SUPPLIED DATA:

**********

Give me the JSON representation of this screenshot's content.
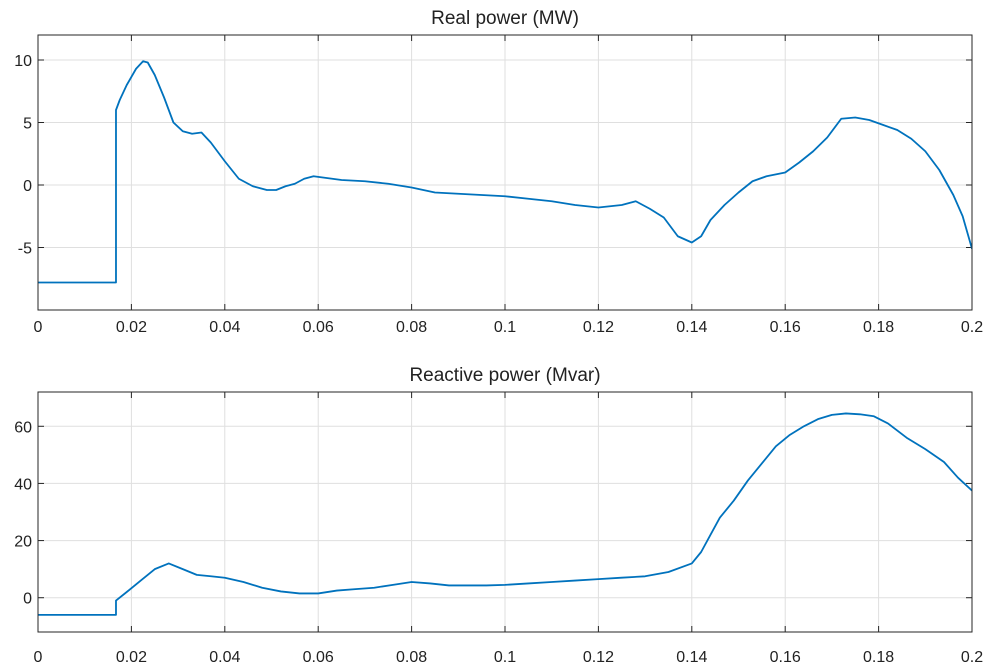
{
  "chart_data": [
    {
      "type": "line",
      "title": "Real power (MW)",
      "xlabel": "",
      "ylabel": "",
      "xlim": [
        0,
        0.2
      ],
      "ylim": [
        -10,
        12
      ],
      "grid": true,
      "xticks": [
        0,
        0.02,
        0.04,
        0.06,
        0.08,
        0.1,
        0.12,
        0.14,
        0.16,
        0.18,
        0.2
      ],
      "xtick_labels": [
        "0",
        "0.02",
        "0.04",
        "0.06",
        "0.08",
        "0.1",
        "0.12",
        "0.14",
        "0.16",
        "0.18",
        "0.2"
      ],
      "yticks": [
        10,
        5,
        0,
        -5
      ],
      "ytick_labels": [
        "10",
        "5",
        "0",
        "-5"
      ],
      "color": "#0072bd",
      "series": [
        {
          "x": [
            0,
            0.0167,
            0.0167,
            0.0175,
            0.019,
            0.021,
            0.0225,
            0.0235,
            0.025,
            0.027,
            0.029,
            0.031,
            0.033,
            0.035,
            0.037,
            0.04,
            0.043,
            0.046,
            0.049,
            0.051,
            0.053,
            0.055,
            0.057,
            0.059,
            0.061,
            0.065,
            0.07,
            0.075,
            0.08,
            0.085,
            0.09,
            0.095,
            0.1,
            0.105,
            0.11,
            0.115,
            0.12,
            0.125,
            0.128,
            0.131,
            0.134,
            0.137,
            0.14,
            0.142,
            0.144,
            0.147,
            0.15,
            0.153,
            0.156,
            0.16,
            0.163,
            0.166,
            0.169,
            0.172,
            0.175,
            0.178,
            0.181,
            0.184,
            0.187,
            0.19,
            0.193,
            0.196,
            0.198,
            0.2
          ],
          "values": [
            -7.8,
            -7.8,
            6.0,
            6.8,
            8.0,
            9.3,
            9.9,
            9.8,
            8.8,
            7.0,
            5.0,
            4.3,
            4.1,
            4.2,
            3.4,
            1.9,
            0.5,
            -0.1,
            -0.4,
            -0.4,
            -0.1,
            0.1,
            0.5,
            0.7,
            0.6,
            0.4,
            0.3,
            0.1,
            -0.2,
            -0.6,
            -0.7,
            -0.8,
            -0.9,
            -1.1,
            -1.3,
            -1.6,
            -1.8,
            -1.6,
            -1.3,
            -1.9,
            -2.6,
            -4.1,
            -4.6,
            -4.1,
            -2.8,
            -1.6,
            -0.6,
            0.3,
            0.7,
            1.0,
            1.8,
            2.7,
            3.8,
            5.3,
            5.4,
            5.2,
            4.8,
            4.4,
            3.7,
            2.7,
            1.2,
            -0.8,
            -2.5,
            -5.1
          ]
        }
      ]
    },
    {
      "type": "line",
      "title": "Reactive power (Mvar)",
      "xlabel": "",
      "ylabel": "",
      "xlim": [
        0,
        0.2
      ],
      "ylim": [
        -12,
        72
      ],
      "grid": true,
      "xticks": [
        0,
        0.02,
        0.04,
        0.06,
        0.08,
        0.1,
        0.12,
        0.14,
        0.16,
        0.18,
        0.2
      ],
      "xtick_labels": [
        "0",
        "0.02",
        "0.04",
        "0.06",
        "0.08",
        "0.1",
        "0.12",
        "0.14",
        "0.16",
        "0.18",
        "0.2"
      ],
      "yticks": [
        60,
        40,
        20,
        0
      ],
      "ytick_labels": [
        "60",
        "40",
        "20",
        "0"
      ],
      "color": "#0072bd",
      "series": [
        {
          "x": [
            0,
            0.0167,
            0.0167,
            0.019,
            0.022,
            0.025,
            0.028,
            0.031,
            0.034,
            0.037,
            0.04,
            0.044,
            0.048,
            0.052,
            0.056,
            0.06,
            0.064,
            0.068,
            0.072,
            0.076,
            0.08,
            0.084,
            0.088,
            0.092,
            0.096,
            0.1,
            0.105,
            0.11,
            0.115,
            0.12,
            0.125,
            0.13,
            0.135,
            0.14,
            0.142,
            0.144,
            0.146,
            0.149,
            0.152,
            0.155,
            0.158,
            0.161,
            0.164,
            0.167,
            0.17,
            0.173,
            0.176,
            0.179,
            0.182,
            0.186,
            0.19,
            0.194,
            0.197,
            0.2
          ],
          "values": [
            -6,
            -6,
            -1,
            2,
            6,
            10,
            12,
            10,
            8,
            7.5,
            7,
            5.5,
            3.5,
            2.2,
            1.5,
            1.5,
            2.5,
            3,
            3.5,
            4.5,
            5.5,
            5,
            4.3,
            4.3,
            4.3,
            4.5,
            5,
            5.5,
            6,
            6.5,
            7,
            7.5,
            9,
            12,
            16,
            22,
            28,
            34,
            41,
            47,
            53,
            57,
            60,
            62.5,
            64,
            64.5,
            64.2,
            63.5,
            61,
            56,
            52,
            47.5,
            42,
            37.5
          ]
        }
      ]
    }
  ]
}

**********

INSTRUCTION: Return each line exactly as written. Any picture gets left out.

THE OUTPUT:
Give me the JSON representation of this screenshot's content.
{
  "chart_data": [
    {
      "type": "line",
      "title": "Real power (MW)",
      "xlabel": "",
      "ylabel": "",
      "xlim": [
        0,
        0.2
      ],
      "ylim": [
        -10,
        12
      ],
      "grid": true,
      "xticks": [
        0,
        0.02,
        0.04,
        0.06,
        0.08,
        0.1,
        0.12,
        0.14,
        0.16,
        0.18,
        0.2
      ],
      "xtick_labels": [
        "0",
        "0.02",
        "0.04",
        "0.06",
        "0.08",
        "0.1",
        "0.12",
        "0.14",
        "0.16",
        "0.18",
        "0.2"
      ],
      "yticks": [
        10,
        5,
        0,
        -5
      ],
      "ytick_labels": [
        "10",
        "5",
        "0",
        "-5"
      ],
      "color": "#0072bd",
      "series": [
        {
          "x": [
            0,
            0.0167,
            0.0167,
            0.0175,
            0.019,
            0.021,
            0.0225,
            0.0235,
            0.025,
            0.027,
            0.029,
            0.031,
            0.033,
            0.035,
            0.037,
            0.04,
            0.043,
            0.046,
            0.049,
            0.051,
            0.053,
            0.055,
            0.057,
            0.059,
            0.061,
            0.065,
            0.07,
            0.075,
            0.08,
            0.085,
            0.09,
            0.095,
            0.1,
            0.105,
            0.11,
            0.115,
            0.12,
            0.125,
            0.128,
            0.131,
            0.134,
            0.137,
            0.14,
            0.142,
            0.144,
            0.147,
            0.15,
            0.153,
            0.156,
            0.16,
            0.163,
            0.166,
            0.169,
            0.172,
            0.175,
            0.178,
            0.181,
            0.184,
            0.187,
            0.19,
            0.193,
            0.196,
            0.198,
            0.2
          ],
          "values": [
            -7.8,
            -7.8,
            6.0,
            6.8,
            8.0,
            9.3,
            9.9,
            9.8,
            8.8,
            7.0,
            5.0,
            4.3,
            4.1,
            4.2,
            3.4,
            1.9,
            0.5,
            -0.1,
            -0.4,
            -0.4,
            -0.1,
            0.1,
            0.5,
            0.7,
            0.6,
            0.4,
            0.3,
            0.1,
            -0.2,
            -0.6,
            -0.7,
            -0.8,
            -0.9,
            -1.1,
            -1.3,
            -1.6,
            -1.8,
            -1.6,
            -1.3,
            -1.9,
            -2.6,
            -4.1,
            -4.6,
            -4.1,
            -2.8,
            -1.6,
            -0.6,
            0.3,
            0.7,
            1.0,
            1.8,
            2.7,
            3.8,
            5.3,
            5.4,
            5.2,
            4.8,
            4.4,
            3.7,
            2.7,
            1.2,
            -0.8,
            -2.5,
            -5.1
          ]
        }
      ]
    },
    {
      "type": "line",
      "title": "Reactive power (Mvar)",
      "xlabel": "",
      "ylabel": "",
      "xlim": [
        0,
        0.2
      ],
      "ylim": [
        -12,
        72
      ],
      "grid": true,
      "xticks": [
        0,
        0.02,
        0.04,
        0.06,
        0.08,
        0.1,
        0.12,
        0.14,
        0.16,
        0.18,
        0.2
      ],
      "xtick_labels": [
        "0",
        "0.02",
        "0.04",
        "0.06",
        "0.08",
        "0.1",
        "0.12",
        "0.14",
        "0.16",
        "0.18",
        "0.2"
      ],
      "yticks": [
        60,
        40,
        20,
        0
      ],
      "ytick_labels": [
        "60",
        "40",
        "20",
        "0"
      ],
      "color": "#0072bd",
      "series": [
        {
          "x": [
            0,
            0.0167,
            0.0167,
            0.019,
            0.022,
            0.025,
            0.028,
            0.031,
            0.034,
            0.037,
            0.04,
            0.044,
            0.048,
            0.052,
            0.056,
            0.06,
            0.064,
            0.068,
            0.072,
            0.076,
            0.08,
            0.084,
            0.088,
            0.092,
            0.096,
            0.1,
            0.105,
            0.11,
            0.115,
            0.12,
            0.125,
            0.13,
            0.135,
            0.14,
            0.142,
            0.144,
            0.146,
            0.149,
            0.152,
            0.155,
            0.158,
            0.161,
            0.164,
            0.167,
            0.17,
            0.173,
            0.176,
            0.179,
            0.182,
            0.186,
            0.19,
            0.194,
            0.197,
            0.2
          ],
          "values": [
            -6,
            -6,
            -1,
            2,
            6,
            10,
            12,
            10,
            8,
            7.5,
            7,
            5.5,
            3.5,
            2.2,
            1.5,
            1.5,
            2.5,
            3,
            3.5,
            4.5,
            5.5,
            5,
            4.3,
            4.3,
            4.3,
            4.5,
            5,
            5.5,
            6,
            6.5,
            7,
            7.5,
            9,
            12,
            16,
            22,
            28,
            34,
            41,
            47,
            53,
            57,
            60,
            62.5,
            64,
            64.5,
            64.2,
            63.5,
            61,
            56,
            52,
            47.5,
            42,
            37.5
          ]
        }
      ]
    }
  ]
}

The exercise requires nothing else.